RECORDS SHOWN ::
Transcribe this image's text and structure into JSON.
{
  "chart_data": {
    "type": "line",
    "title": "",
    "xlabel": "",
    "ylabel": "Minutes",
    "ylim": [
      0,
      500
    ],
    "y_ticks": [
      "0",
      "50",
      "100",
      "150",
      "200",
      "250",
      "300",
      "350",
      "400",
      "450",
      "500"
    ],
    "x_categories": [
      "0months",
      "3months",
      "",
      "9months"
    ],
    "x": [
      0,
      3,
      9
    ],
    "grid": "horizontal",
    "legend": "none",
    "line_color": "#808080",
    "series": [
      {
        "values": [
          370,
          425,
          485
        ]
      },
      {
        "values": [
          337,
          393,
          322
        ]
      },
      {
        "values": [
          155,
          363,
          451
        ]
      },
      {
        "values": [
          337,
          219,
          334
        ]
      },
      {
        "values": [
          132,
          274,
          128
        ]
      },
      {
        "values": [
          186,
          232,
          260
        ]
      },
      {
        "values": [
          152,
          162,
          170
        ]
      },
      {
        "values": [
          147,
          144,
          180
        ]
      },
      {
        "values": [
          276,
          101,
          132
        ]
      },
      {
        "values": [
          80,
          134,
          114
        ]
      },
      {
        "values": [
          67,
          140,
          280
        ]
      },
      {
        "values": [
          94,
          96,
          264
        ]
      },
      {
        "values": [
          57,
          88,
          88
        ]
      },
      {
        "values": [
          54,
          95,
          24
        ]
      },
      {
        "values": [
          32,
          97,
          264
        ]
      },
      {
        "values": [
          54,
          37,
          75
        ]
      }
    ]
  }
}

WHAT YOU NEED TO DO :: Transcribe every record above exactly as it appears.

EXERCISE RESPONSE ::
Transcribe this image's text and structure into JSON.
{
  "chart_data": {
    "type": "line",
    "title": "",
    "xlabel": "",
    "ylabel": "Minutes",
    "ylim": [
      0,
      500
    ],
    "y_ticks": [
      "0",
      "50",
      "100",
      "150",
      "200",
      "250",
      "300",
      "350",
      "400",
      "450",
      "500"
    ],
    "x_categories": [
      "0months",
      "3months",
      "",
      "9months"
    ],
    "x": [
      0,
      3,
      9
    ],
    "grid": "horizontal",
    "legend": "none",
    "line_color": "#808080",
    "series": [
      {
        "values": [
          370,
          425,
          485
        ]
      },
      {
        "values": [
          337,
          393,
          322
        ]
      },
      {
        "values": [
          155,
          363,
          451
        ]
      },
      {
        "values": [
          337,
          219,
          334
        ]
      },
      {
        "values": [
          132,
          274,
          128
        ]
      },
      {
        "values": [
          186,
          232,
          260
        ]
      },
      {
        "values": [
          152,
          162,
          170
        ]
      },
      {
        "values": [
          147,
          144,
          180
        ]
      },
      {
        "values": [
          276,
          101,
          132
        ]
      },
      {
        "values": [
          80,
          134,
          114
        ]
      },
      {
        "values": [
          67,
          140,
          280
        ]
      },
      {
        "values": [
          94,
          96,
          264
        ]
      },
      {
        "values": [
          57,
          88,
          88
        ]
      },
      {
        "values": [
          54,
          95,
          24
        ]
      },
      {
        "values": [
          32,
          97,
          264
        ]
      },
      {
        "values": [
          54,
          37,
          75
        ]
      }
    ]
  }
}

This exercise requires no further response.